* [GIVEN REQUEST] Select and reproduce each line of the listing below that bears the string "María".

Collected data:
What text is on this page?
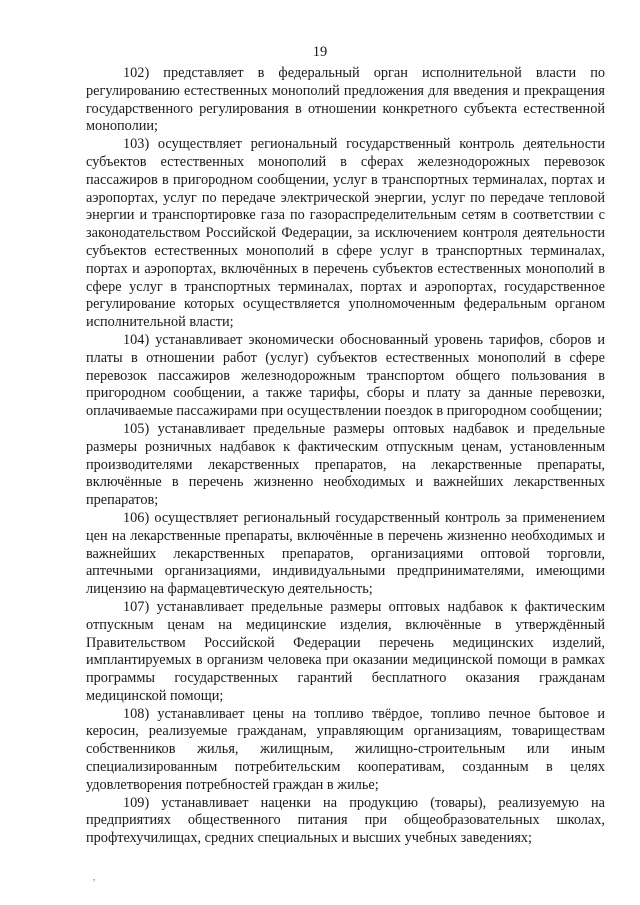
19

102) представляет в федеральный орган исполнительной власти по регулированию естественных монополий предложения для введения и прекращения государственного регулирования в отношении конкретного субъекта естественной монополии;

103) осуществляет региональный государственный контроль деятельности субъектов естественных монополий в сферах железнодорожных перевозок пассажиров в пригородном сообщении, услуг в транспортных терминалах, портах и аэропортах, услуг по передаче электрической энергии, услуг по передаче тепловой энергии и транспортировке газа по газораспределительным сетям в соответствии с законодательством Российской Федерации, за исключением контроля деятельности субъектов естественных монополий в сфере услуг в транспортных терминалах, портах и аэропортах, включённых в перечень субъектов естественных монополий в сфере услуг в транспортных терминалах, портах и аэропортах, государственное регулирование которых осуществляется уполномоченным федеральным органом исполнительной власти;

104) устанавливает экономически обоснованный уровень тарифов, сборов и платы в отношении работ (услуг) субъектов естественных монополий в сфере перевозок пассажиров железнодорожным транспортом общего пользования в пригородном сообщении, а также тарифы, сборы и плату за данные перевозки, оплачиваемые пассажирами при осуществлении поездок в пригородном сообщении;

105) устанавливает предельные размеры оптовых надбавок и предельные размеры розничных надбавок к фактическим отпускным ценам, установленным производителями лекарственных препаратов, на лекарственные препараты, включённые в перечень жизненно необходимых и важнейших лекарственных препаратов;

106) осуществляет региональный государственный контроль за применением цен на лекарственные препараты, включённые в перечень жизненно необходимых и важнейших лекарственных препаратов, организациями оптовой торговли, аптечными организациями, индивидуальными предпринимателями, имеющими лицензию на фармацевтическую деятельность;

107) устанавливает предельные размеры оптовых надбавок к фактическим отпускным ценам на медицинские изделия, включённые в утверждённый Правительством Российской Федерации перечень медицинских изделий, имплантируемых в организм человека при оказании медицинской помощи в рамках программы государственных гарантий бесплатного оказания гражданам медицинской помощи;

108) устанавливает цены на топливо твёрдое, топливо печное бытовое и керосин, реализуемые гражданам, управляющим организациям, товариществам собственников жилья, жилищным, жилищно-строительным или иным специализированным потребительским кооперативам, созданным в целях удовлетворения потребностей граждан в жилье;

109) устанавливает наценки на продукцию (товары), реализуемую на предприятиях общественного питания при общеобразовательных школах, профтехучилищах, средних специальных и высших учебных заведениях;

,
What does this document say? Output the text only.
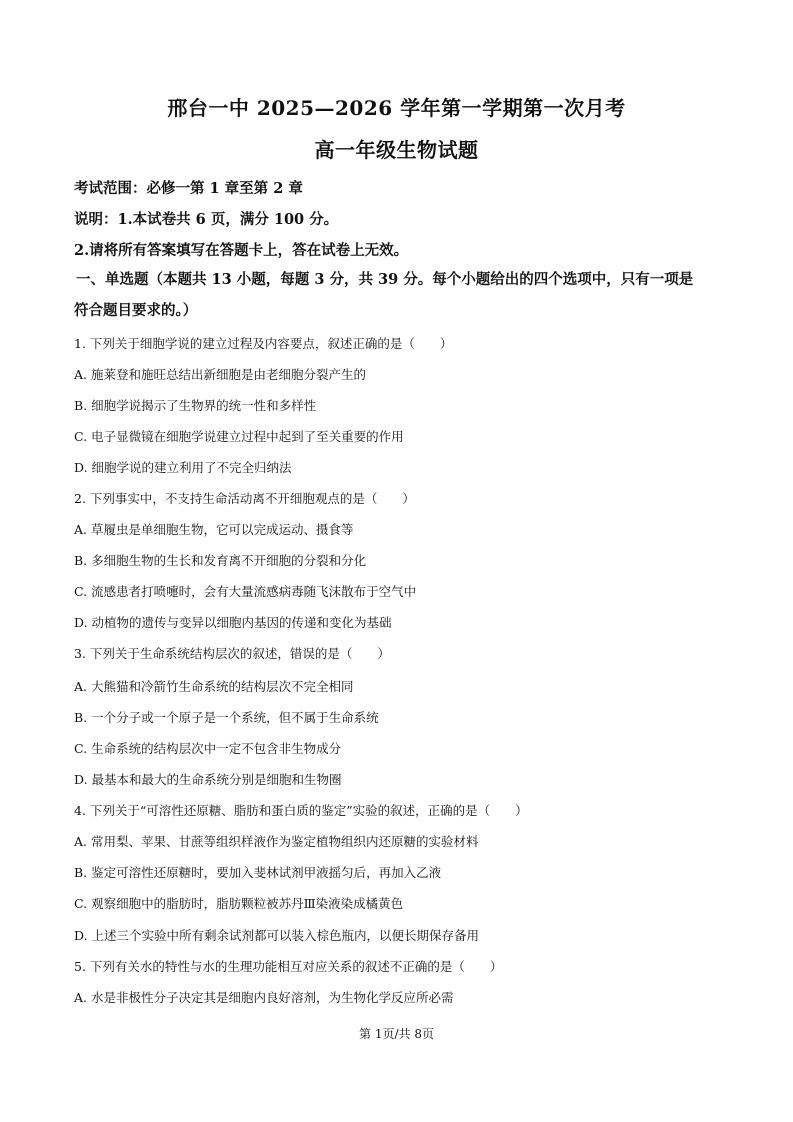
邢台一中 2025—2026 学年第一学期第一次月考
高一年级生物试题
考试范围：必修一第 1 章至第 2 章
说明：1.本试卷共 6 页，满分 100 分。
2.请将所有答案填写在答题卡上，答在试卷上无效。
一、单选题（本题共 13 小题，每题 3 分，共 39 分。每个小题给出的四个选项中，只有一项是
符合题目要求的。）
1. 下列关于细胞学说的建立过程及内容要点，叙述正确的是（　　）
A. 施莱登和施旺总结出新细胞是由老细胞分裂产生的
B. 细胞学说揭示了生物界的统一性和多样性
C. 电子显微镜在细胞学说建立过程中起到了至关重要的作用
D. 细胞学说的建立利用了不完全归纳法
2. 下列事实中，不支持生命活动离不开细胞观点的是（　　）
A. 草履虫是单细胞生物，它可以完成运动、摄食等
B. 多细胞生物的生长和发育离不开细胞的分裂和分化
C. 流感患者打喷嚏时，会有大量流感病毒随飞沫散布于空气中
D. 动植物的遗传与变异以细胞内基因的传递和变化为基础
3. 下列关于生命系统结构层次的叙述，错误的是（　　）
A. 大熊猫和冷箭竹生命系统的结构层次不完全相同
B. 一个分子或一个原子是一个系统，但不属于生命系统
C. 生命系统的结构层次中一定不包含非生物成分
D. 最基本和最大的生命系统分别是细胞和生物圈
4. 下列关于“可溶性还原糖、脂肪和蛋白质的鉴定”实验的叙述，正确的是（　　）
A. 常用梨、苹果、甘蔗等组织样液作为鉴定植物组织内还原糖的实验材料
B. 鉴定可溶性还原糖时，要加入斐林试剂甲液摇匀后，再加入乙液
C. 观察细胞中的脂肪时，脂肪颗粒被苏丹Ⅲ染液染成橘黄色
D. 上述三个实验中所有剩余试剂都可以装入棕色瓶内，以便长期保存备用
5. 下列有关水的特性与水的生理功能相互对应关系的叙述不正确的是（　　）
A. 水是非极性分子决定其是细胞内良好溶剂，为生物化学反应所必需
第 1页/共 8页
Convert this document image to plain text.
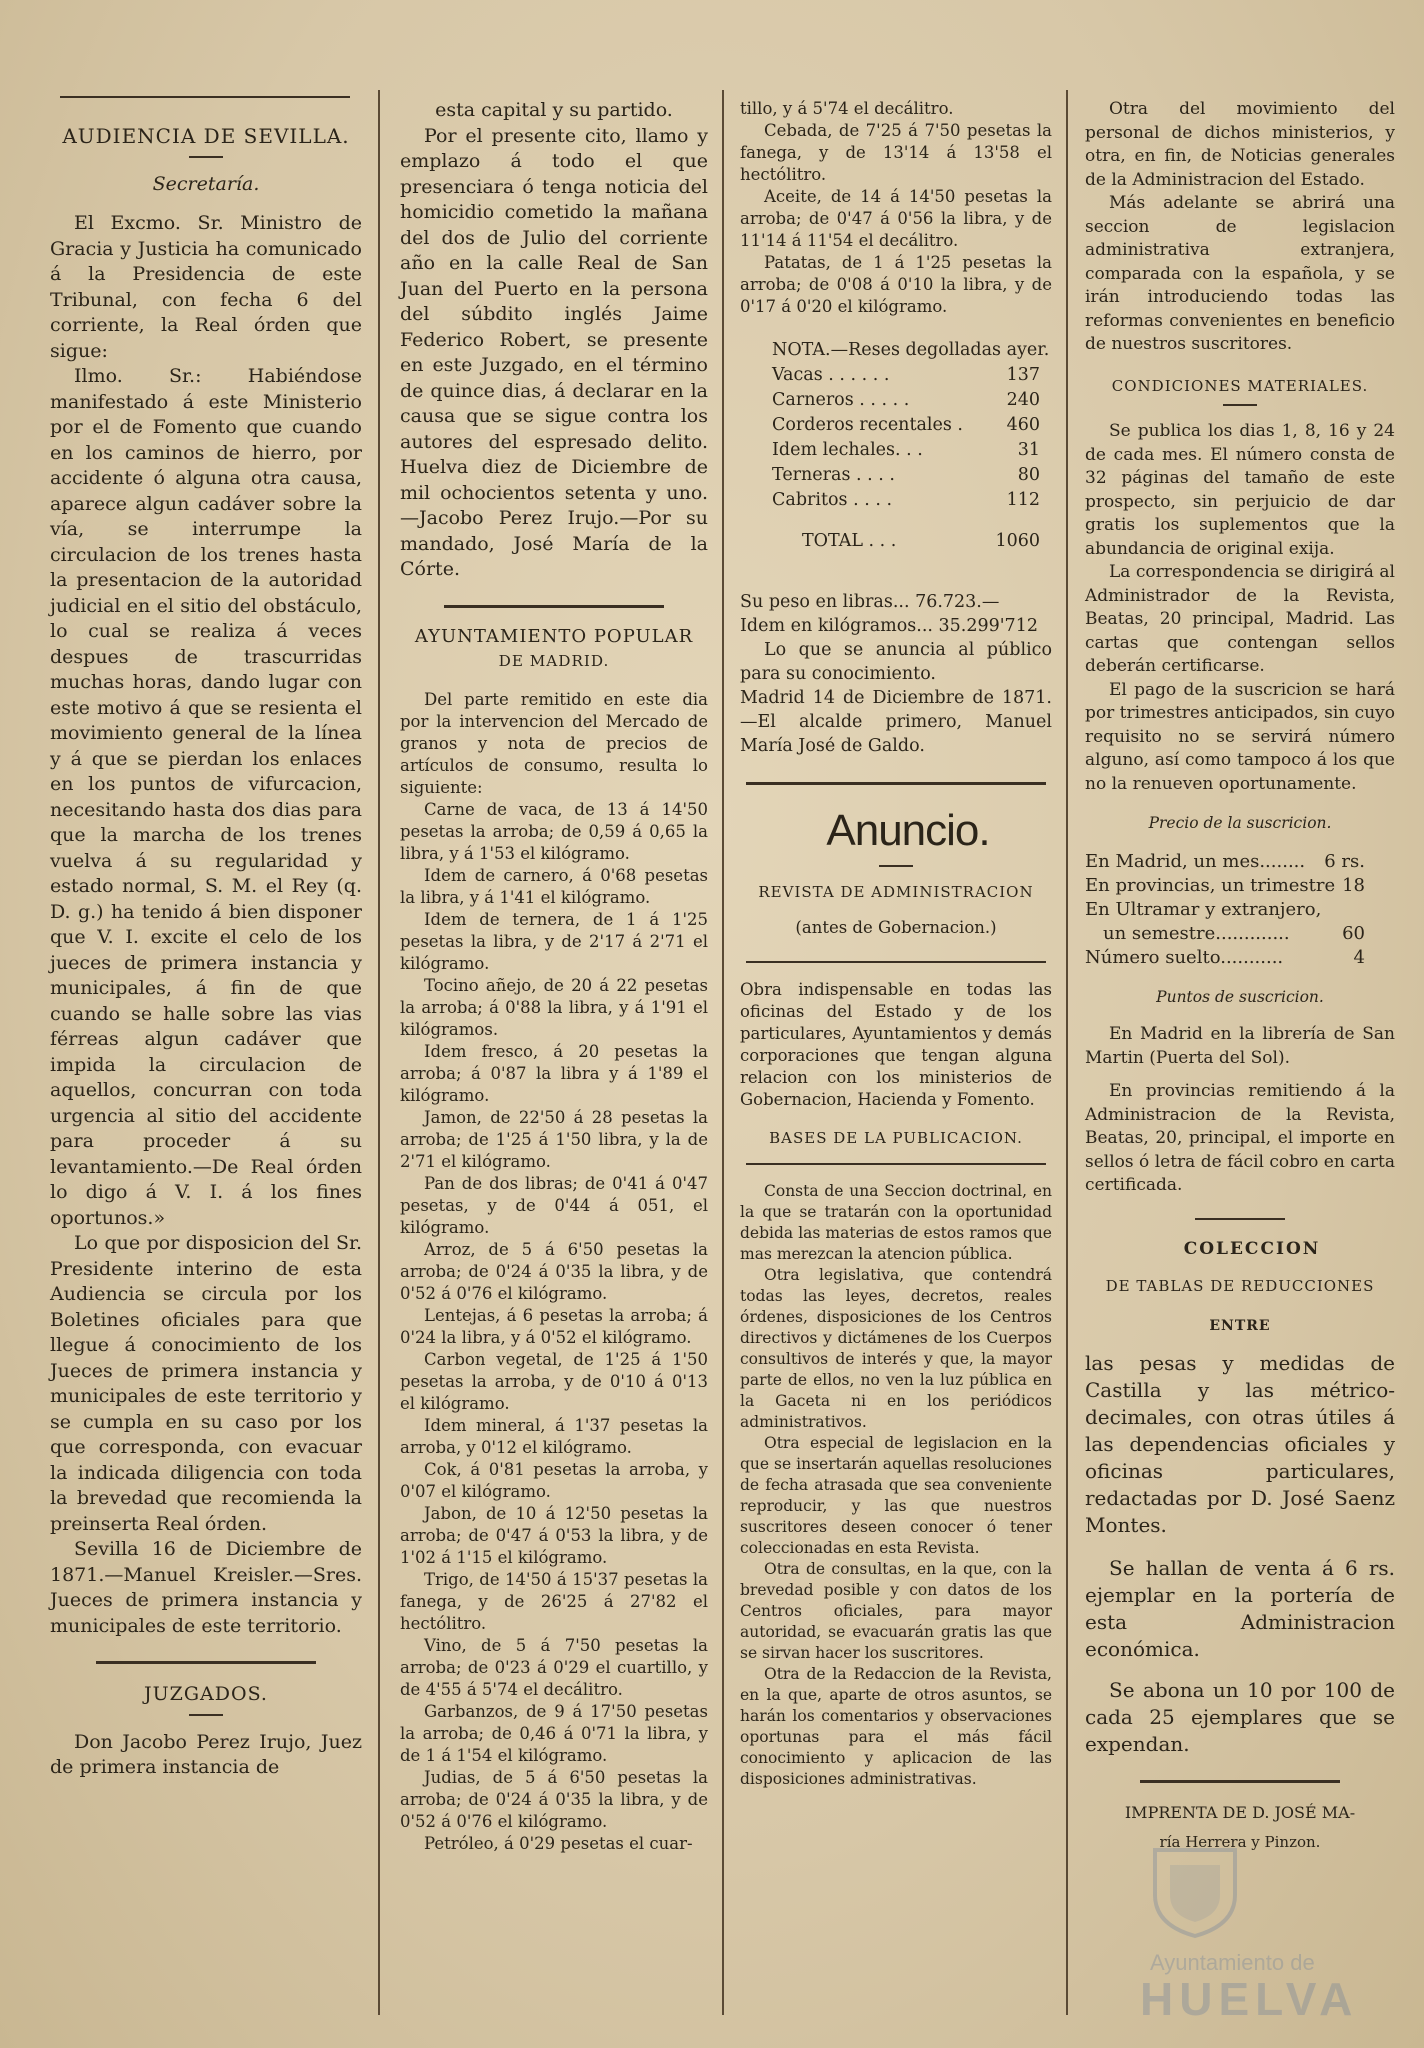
AUDIENCIA DE SEVILLA.

Secretaría.

El Excmo. Sr. Ministro de Gracia y Justicia ha comunicado á la Presidencia de este Tribunal, con fecha 6 del corriente, la Real órden que sigue:

Ilmo. Sr.: Habiéndose manifestado á este Ministerio por el de Fomento que cuando en los caminos de hierro, por accidente ó alguna otra causa, aparece algun cadáver sobre la vía, se interrumpe la circulacion de los trenes hasta la presentacion de la autoridad judicial en el sitio del obstáculo, lo cual se realiza á veces despues de trascurridas muchas horas, dando lugar con este motivo á que se resienta el movimiento general de la línea y á que se pierdan los enlaces en los puntos de vifurcacion, necesitando hasta dos dias para que la marcha de los trenes vuelva á su regularidad y estado normal, S. M. el Rey (q. D. g.) ha tenido á bien disponer que V. I. excite el celo de los jueces de primera instancia y municipales, á fin de que cuando se halle sobre las vias férreas algun cadáver que impida la circulacion de aquellos, concurran con toda urgencia al sitio del accidente para proceder á su levantamiento.—De Real órden lo digo á V. I. á los fines oportunos.»

Lo que por disposicion del Sr. Presidente interino de esta Audiencia se circula por los Boletines oficiales para que llegue á conocimiento de los Jueces de primera instancia y municipales de este territorio y se cumpla en su caso por los que corresponda, con evacuar la indicada diligencia con toda la brevedad que recomienda la preinserta Real órden.

Sevilla 16 de Diciembre de 1871.—Manuel Kreisler.—Sres. Jueces de primera instancia y municipales de este territorio.

JUZGADOS.

Don Jacobo Perez Irujo, Juez de primera instancia de

esta capital y su partido.

Por el presente cito, llamo y emplazo á todo el que presenciara ó tenga noticia del homicidio cometido la mañana del dos de Julio del corriente año en la calle Real de San Juan del Puerto en la persona del súbdito inglés Jaime Federico Robert, se presente en este Juzgado, en el término de quince dias, á declarar en la causa que se sigue contra los autores del espresado delito. Huelva diez de Diciembre de mil ochocientos setenta y uno.—Jacobo Perez Irujo.—Por su mandado, José María de la Córte.

AYUNTAMIENTO POPULAR

DE MADRID.

Del parte remitido en este dia por la intervencion del Mercado de granos y nota de precios de artículos de consumo, resulta lo siguiente:

Carne de vaca, de 13 á 14'50 pesetas la arroba; de 0,59 á 0,65 la libra, y á 1'53 el kilógramo.

Idem de carnero, á 0'68 pesetas la libra, y á 1'41 el kilógramo.

Idem de ternera, de 1 á 1'25 pesetas la libra, y de 2'17 á 2'71 el kilógramo.

Tocino añejo, de 20 á 22 pesetas la arroba; á 0'88 la libra, y á 1'91 el kilógramos.

Idem fresco, á 20 pesetas la arroba; á 0'87 la libra y á 1'89 el kilógramo.

Jamon, de 22'50 á 28 pesetas la arroba; de 1'25 á 1'50 libra, y la de 2'71 el kilógramo.

Pan de dos libras; de 0'41 á 0'47 pesetas, y de 0'44 á 051, el kilógramo.

Arroz, de 5 á 6'50 pesetas la arroba; de 0'24 á 0'35 la libra, y de 0'52 á 0'76 el kilógramo.

Lentejas, á 6 pesetas la arroba; á 0'24 la libra, y á 0'52 el kilógramo.

Carbon vegetal, de 1'25 á 1'50 pesetas la arroba, y de 0'10 á 0'13 el kilógramo.

Idem mineral, á 1'37 pesetas la arroba, y 0'12 el kilógramo.

Cok, á 0'81 pesetas la arroba, y 0'07 el kilógramo.

Jabon, de 10 á 12'50 pesetas la arroba; de 0'47 á 0'53 la libra, y de 1'02 á 1'15 el kilógramo.

Trigo, de 14'50 á 15'37 pesetas la fanega, y de 26'25 á 27'82 el hectólitro.

Vino, de 5 á 7'50 pesetas la arroba; de 0'23 á 0'29 el cuartillo, y de 4'55 á 5'74 el decálitro.

Garbanzos, de 9 á 17'50 pesetas la arroba; de 0,46 á 0'71 la libra, y de 1 á 1'54 el kilógramo.

Judias, de 5 á 6'50 pesetas la arroba; de 0'24 á 0'35 la libra, y de 0'52 á 0'76 el kilógramo.

Petróleo, á 0'29 pesetas el cuar-

tillo, y á 5'74 el decálitro.

Cebada, de 7'25 á 7'50 pesetas la fanega, y de 13'14 á 13'58 el hectólitro.

Aceite, de 14 á 14'50 pesetas la arroba; de 0'47 á 0'56 la libra, y de 11'14 á 11'54 el decálitro.

Patatas, de 1 á 1'25 pesetas la arroba; de 0'08 á 0'10 la libra, y de 0'17 á 0'20 el kilógramo.

NOTA.—Reses degolladas ayer.

Vacas . . . . . .	137
Carneros . . . . .	240
Corderos recentales . 460
Idem lechales. . .	31
Terneras . . . .	80
Cabritos . . . .	112
TOTAL . . .	1060

Su peso en libras... 76.723.—

Idem en kilógramos... 35.299'712

Lo que se anuncia al público para su conocimiento.

Madrid 14 de Diciembre de 1871. —El alcalde primero, Manuel María José de Galdo.

Anuncio.

REVISTA DE ADMINISTRACION

(antes de Gobernacion.)

Obra indispensable en todas las oficinas del Estado y de los particulares, Ayuntamientos y demás corporaciones que tengan alguna relacion con los ministerios de Gobernacion, Hacienda y Fomento.

BASES DE LA PUBLICACION.

Consta de una Seccion doctrinal, en la que se tratarán con la oportunidad debida las materias de estos ramos que mas merezcan la atencion pública.

Otra legislativa, que contendrá todas las leyes, decretos, reales órdenes, disposiciones de los Centros directivos y dictámenes de los Cuerpos consultivos de interés y que, la mayor parte de ellos, no ven la luz pública en la Gaceta ni en los periódicos administrativos.

Otra especial de legislacion en la que se insertarán aquellas resoluciones de fecha atrasada que sea conveniente reproducir, y las que nuestros suscritores deseen conocer ó tener coleccionadas en esta Revista.

Otra de consultas, en la que, con la brevedad posible y con datos de los Centros oficiales, para mayor autoridad, se evacuarán gratis las que se sirvan hacer los suscritores.

Otra de la Redaccion de la Revista, en la que, aparte de otros asuntos, se harán los comentarios y observaciones oportunas para el más fácil conocimiento y aplicacion de las disposiciones administrativas.

Otra del movimiento del personal de dichos ministerios, y otra, en fin, de Noticias generales de la Administracion del Estado.

Más adelante se abrirá una seccion de legislacion administrativa extranjera, comparada con la española, y se irán introduciendo todas las reformas convenientes en beneficio de nuestros suscritores.

CONDICIONES MATERIALES.

Se publica los dias 1, 8, 16 y 24 de cada mes. El número consta de 32 páginas del tamaño de este prospecto, sin perjuicio de dar gratis los suplementos que la abundancia de original exija.

La correspondencia se dirigirá al Administrador de la Revista, Beatas, 20 principal, Madrid. Las cartas que contengan sellos deberán certificarse.

El pago de la suscricion se hará por trimestres anticipados, sin cuyo requisito no se servirá número alguno, así como tampoco á los que no la renueven oportunamente.

Precio de la suscricion.

En Madrid, un mes........ 6 rs.
En provincias, un trimestre 18
En Ultramar y extranjero,
un semestre.............	60
Número suelto...........	4

Puntos de suscricion.

En Madrid en la librería de San Martin (Puerta del Sol).

En provincias remitiendo á la Administracion de la Revista, Beatas, 20, principal, el importe en sellos ó letra de fácil cobro en carta certificada.

COLECCION

DE TABLAS DE REDUCCIONES

ENTRE

las pesas y medidas de Castilla y las métrico-decimales, con otras útiles á las dependencias oficiales y oficinas particulares, redactadas por D. José Saenz Montes.

Se hallan de venta á 6 rs. ejemplar en la portería de esta Administracion económica.

Se abona un 10 por 100 de cada 25 ejemplares que se expendan.

IMPRENTA DE D. JOSÉ MA-

ría Herrera y Pinzon.

Ayuntamiento de
HUELVA
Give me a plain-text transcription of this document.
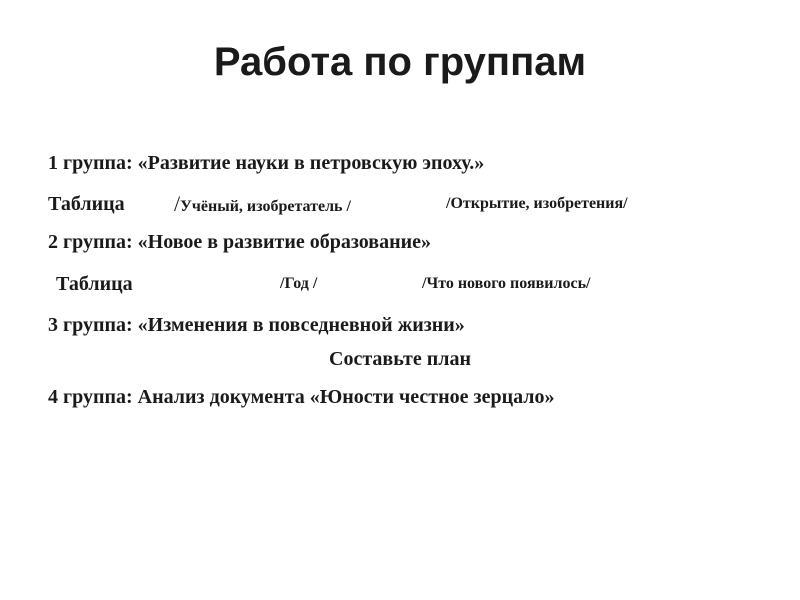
Работа по группам

1 группа: «Развитие науки в петровскую эпоху.»

Таблица /Учёный, изобретатель /	/Открытие, изобретения/

2 группа: «Новое в развитие образование»

Таблица	/Год /	/Что нового появилось/

3 группа: «Изменения в повседневной жизни»

Составьте план

4 группа: Анализ документа «Юности честное зерцало»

* [RESPONSE TO THIS TASK]
Por el presente cito, llamo y emplazo á todo el que presenciara ó tenga noticia del homicidio cometido la mañana del dos de Julio del corriente año en la calle Real de San Juan del Puerto en la persona del súbdito inglés Jaime Federico Robert, se presente en este Juzgado, en el término de quince dias, á declarar en la causa que se sigue contra los autores del espresado delito. Huelva diez de Diciembre de mil ochocientos setenta y uno.—Jacobo Perez Irujo.—Por su mandado, José María de la Córte.
Madrid 14 de Diciembre de 1871. —El alcalde primero, Manuel María José de Galdo.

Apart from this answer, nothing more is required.